* START Information given *

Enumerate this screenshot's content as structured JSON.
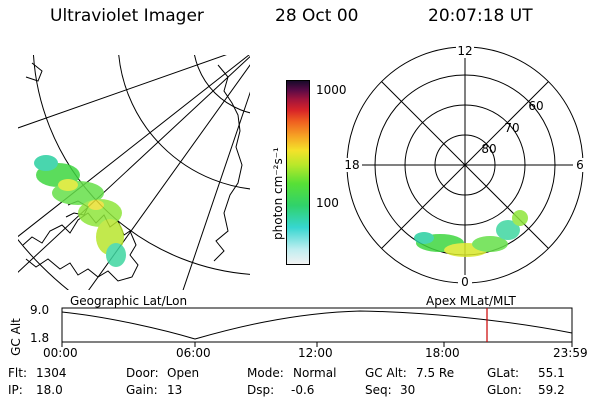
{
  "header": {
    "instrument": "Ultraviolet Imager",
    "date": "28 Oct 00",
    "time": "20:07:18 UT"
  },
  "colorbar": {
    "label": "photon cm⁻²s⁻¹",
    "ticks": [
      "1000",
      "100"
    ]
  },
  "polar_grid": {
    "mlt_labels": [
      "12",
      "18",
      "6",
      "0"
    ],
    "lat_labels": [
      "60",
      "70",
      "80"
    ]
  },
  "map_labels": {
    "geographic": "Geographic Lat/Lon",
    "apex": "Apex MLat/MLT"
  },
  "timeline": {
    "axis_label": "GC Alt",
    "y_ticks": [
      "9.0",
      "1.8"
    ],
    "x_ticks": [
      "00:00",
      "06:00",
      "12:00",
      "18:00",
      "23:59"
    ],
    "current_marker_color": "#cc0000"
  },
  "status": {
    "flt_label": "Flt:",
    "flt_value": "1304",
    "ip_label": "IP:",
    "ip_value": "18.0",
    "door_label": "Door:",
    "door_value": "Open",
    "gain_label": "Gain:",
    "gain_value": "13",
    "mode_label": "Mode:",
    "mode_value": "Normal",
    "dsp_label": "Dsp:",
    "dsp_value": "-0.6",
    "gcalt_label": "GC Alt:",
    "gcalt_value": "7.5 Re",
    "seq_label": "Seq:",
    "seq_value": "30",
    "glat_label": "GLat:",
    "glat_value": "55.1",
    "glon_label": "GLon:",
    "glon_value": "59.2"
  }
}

* END Information given *

Return the material word for word. Pictures are not part of the copy.

### Exercise response
Enumerate this screenshot's content as structured JSON.
{
  "header": {
    "instrument": "Ultraviolet Imager",
    "date": "28 Oct 00",
    "time": "20:07:18 UT"
  },
  "colorbar": {
    "label": "photon cm⁻²s⁻¹",
    "ticks": [
      "1000",
      "100"
    ]
  },
  "polar_grid": {
    "mlt_labels": [
      "12",
      "18",
      "6",
      "0"
    ],
    "lat_labels": [
      "60",
      "70",
      "80"
    ]
  },
  "map_labels": {
    "geographic": "Geographic Lat/Lon",
    "apex": "Apex MLat/MLT"
  },
  "timeline": {
    "axis_label": "GC Alt",
    "y_ticks": [
      "9.0",
      "1.8"
    ],
    "x_ticks": [
      "00:00",
      "06:00",
      "12:00",
      "18:00",
      "23:59"
    ],
    "current_marker_color": "#cc0000"
  },
  "status": {
    "flt_label": "Flt:",
    "flt_value": "1304",
    "ip_label": "IP:",
    "ip_value": "18.0",
    "door_label": "Door:",
    "door_value": "Open",
    "gain_label": "Gain:",
    "gain_value": "13",
    "mode_label": "Mode:",
    "mode_value": "Normal",
    "dsp_label": "Dsp:",
    "dsp_value": "-0.6",
    "gcalt_label": "GC Alt:",
    "gcalt_value": "7.5 Re",
    "seq_label": "Seq:",
    "seq_value": "30",
    "glat_label": "GLat:",
    "glat_value": "55.1",
    "glon_label": "GLon:",
    "glon_value": "59.2"
  }
}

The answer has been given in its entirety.